*Work to be completed*. Pick out each line in these entries that contains the string "motor".

Dataset items:
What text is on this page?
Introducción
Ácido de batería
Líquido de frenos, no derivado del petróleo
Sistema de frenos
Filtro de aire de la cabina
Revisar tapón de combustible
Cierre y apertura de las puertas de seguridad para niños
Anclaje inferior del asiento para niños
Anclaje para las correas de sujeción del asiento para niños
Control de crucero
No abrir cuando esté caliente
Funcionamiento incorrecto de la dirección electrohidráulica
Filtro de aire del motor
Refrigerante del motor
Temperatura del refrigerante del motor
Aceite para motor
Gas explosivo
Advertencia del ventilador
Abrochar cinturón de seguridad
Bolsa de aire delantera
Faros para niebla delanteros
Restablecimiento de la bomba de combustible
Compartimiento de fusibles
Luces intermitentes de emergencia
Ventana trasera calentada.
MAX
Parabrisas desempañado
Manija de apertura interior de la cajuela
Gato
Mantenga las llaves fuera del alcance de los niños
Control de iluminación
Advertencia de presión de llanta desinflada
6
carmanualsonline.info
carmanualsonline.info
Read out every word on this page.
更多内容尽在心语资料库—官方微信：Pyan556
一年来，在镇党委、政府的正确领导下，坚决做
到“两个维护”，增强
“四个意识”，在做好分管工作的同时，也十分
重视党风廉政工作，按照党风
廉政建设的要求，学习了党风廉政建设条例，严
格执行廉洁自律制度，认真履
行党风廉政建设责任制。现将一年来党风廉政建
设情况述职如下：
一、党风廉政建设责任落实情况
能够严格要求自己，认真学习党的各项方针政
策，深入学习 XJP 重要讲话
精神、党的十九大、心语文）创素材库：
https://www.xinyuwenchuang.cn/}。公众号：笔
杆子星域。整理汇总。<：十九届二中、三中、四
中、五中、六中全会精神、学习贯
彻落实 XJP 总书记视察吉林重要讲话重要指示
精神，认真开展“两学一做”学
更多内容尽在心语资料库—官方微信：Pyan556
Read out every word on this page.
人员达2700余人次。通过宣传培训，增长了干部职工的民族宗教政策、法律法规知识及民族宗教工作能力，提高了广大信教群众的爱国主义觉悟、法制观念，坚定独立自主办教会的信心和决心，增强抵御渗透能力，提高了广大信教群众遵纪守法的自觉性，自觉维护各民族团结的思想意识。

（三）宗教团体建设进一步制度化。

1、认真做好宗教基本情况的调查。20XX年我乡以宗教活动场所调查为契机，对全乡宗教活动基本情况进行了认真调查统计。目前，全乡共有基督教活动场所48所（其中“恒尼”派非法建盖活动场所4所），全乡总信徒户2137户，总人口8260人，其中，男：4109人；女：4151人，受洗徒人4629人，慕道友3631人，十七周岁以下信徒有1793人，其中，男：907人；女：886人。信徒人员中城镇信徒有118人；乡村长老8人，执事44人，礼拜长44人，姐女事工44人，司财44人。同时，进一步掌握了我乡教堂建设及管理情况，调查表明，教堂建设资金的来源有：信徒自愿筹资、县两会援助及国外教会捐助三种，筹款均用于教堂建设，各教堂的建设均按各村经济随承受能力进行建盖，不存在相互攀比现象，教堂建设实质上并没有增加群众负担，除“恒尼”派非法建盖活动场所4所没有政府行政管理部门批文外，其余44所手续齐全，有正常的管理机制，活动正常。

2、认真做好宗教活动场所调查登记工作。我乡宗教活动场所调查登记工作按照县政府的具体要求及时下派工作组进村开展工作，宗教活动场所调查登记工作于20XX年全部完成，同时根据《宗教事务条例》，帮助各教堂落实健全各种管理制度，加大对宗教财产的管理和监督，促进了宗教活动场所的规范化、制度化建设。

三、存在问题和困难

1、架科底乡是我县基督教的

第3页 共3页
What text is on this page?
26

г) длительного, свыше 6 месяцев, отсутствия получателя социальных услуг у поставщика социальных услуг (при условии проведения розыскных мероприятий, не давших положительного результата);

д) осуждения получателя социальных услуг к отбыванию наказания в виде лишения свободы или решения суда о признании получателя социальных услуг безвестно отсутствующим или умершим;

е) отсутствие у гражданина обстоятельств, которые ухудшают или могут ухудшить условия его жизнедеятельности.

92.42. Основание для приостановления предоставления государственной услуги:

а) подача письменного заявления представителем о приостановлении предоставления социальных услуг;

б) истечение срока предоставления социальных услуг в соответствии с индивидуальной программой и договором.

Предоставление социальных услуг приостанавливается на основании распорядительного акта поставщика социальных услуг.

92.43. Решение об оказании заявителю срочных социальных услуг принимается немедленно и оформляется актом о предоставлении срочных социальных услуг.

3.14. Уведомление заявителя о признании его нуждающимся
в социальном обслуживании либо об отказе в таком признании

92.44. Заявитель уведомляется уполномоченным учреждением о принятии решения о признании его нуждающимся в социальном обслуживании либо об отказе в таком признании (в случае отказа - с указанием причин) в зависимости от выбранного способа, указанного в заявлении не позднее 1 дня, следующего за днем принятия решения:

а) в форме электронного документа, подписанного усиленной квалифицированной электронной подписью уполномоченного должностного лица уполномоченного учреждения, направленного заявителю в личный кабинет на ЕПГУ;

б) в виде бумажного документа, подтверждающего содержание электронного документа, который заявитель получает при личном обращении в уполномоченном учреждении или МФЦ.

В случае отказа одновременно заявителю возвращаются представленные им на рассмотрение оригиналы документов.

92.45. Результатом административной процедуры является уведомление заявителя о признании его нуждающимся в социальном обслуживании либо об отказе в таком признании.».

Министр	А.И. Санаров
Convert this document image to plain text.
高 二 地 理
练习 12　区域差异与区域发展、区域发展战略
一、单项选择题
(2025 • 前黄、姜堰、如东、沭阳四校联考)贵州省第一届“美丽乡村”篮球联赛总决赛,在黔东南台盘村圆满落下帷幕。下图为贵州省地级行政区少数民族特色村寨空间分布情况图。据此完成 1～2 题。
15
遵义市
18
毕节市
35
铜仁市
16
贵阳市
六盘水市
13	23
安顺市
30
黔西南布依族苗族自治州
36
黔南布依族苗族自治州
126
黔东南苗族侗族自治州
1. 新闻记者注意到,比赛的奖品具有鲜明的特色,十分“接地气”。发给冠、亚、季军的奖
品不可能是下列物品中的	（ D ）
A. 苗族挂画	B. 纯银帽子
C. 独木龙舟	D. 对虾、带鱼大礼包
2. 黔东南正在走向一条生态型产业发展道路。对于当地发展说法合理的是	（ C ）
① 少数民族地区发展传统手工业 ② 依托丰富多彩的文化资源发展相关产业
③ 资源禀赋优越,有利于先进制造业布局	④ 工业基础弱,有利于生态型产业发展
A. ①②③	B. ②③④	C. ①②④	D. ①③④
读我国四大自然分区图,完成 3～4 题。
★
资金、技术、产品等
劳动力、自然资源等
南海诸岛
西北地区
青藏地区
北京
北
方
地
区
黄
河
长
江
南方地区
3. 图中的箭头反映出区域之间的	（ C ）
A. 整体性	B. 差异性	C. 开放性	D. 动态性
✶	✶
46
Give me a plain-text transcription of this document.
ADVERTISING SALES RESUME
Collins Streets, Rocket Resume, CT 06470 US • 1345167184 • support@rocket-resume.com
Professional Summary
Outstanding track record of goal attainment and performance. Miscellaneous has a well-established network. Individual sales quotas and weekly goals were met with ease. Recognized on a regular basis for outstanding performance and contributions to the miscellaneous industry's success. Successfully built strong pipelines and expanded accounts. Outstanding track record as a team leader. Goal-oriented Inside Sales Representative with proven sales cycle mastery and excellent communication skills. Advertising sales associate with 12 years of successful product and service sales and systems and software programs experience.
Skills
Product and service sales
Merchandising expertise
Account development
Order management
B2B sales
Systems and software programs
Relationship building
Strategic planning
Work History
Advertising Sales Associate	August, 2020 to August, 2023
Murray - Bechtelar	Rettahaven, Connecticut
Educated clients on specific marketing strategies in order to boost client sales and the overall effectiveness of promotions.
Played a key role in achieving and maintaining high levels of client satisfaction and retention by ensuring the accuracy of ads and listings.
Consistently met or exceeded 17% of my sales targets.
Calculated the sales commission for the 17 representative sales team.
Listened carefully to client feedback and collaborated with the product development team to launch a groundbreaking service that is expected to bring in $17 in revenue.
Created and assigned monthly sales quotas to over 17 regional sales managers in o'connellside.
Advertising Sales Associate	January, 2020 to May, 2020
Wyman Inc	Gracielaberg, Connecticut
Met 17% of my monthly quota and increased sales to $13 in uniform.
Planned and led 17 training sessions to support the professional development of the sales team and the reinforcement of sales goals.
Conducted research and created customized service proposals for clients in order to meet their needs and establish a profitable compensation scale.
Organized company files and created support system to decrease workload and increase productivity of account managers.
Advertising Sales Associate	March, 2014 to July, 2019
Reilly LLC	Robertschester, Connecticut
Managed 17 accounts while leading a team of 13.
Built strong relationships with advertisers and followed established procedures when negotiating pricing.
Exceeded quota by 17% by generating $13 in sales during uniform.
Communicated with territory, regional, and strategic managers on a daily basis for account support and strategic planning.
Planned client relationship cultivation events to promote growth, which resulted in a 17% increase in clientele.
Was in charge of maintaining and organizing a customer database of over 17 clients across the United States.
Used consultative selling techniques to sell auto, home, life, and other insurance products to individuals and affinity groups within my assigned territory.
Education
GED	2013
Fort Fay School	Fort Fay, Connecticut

*Written solution*.
Filtro de aire del motor
Refrigerante del motor
Temperatura del refrigerante del motor
Aceite para motor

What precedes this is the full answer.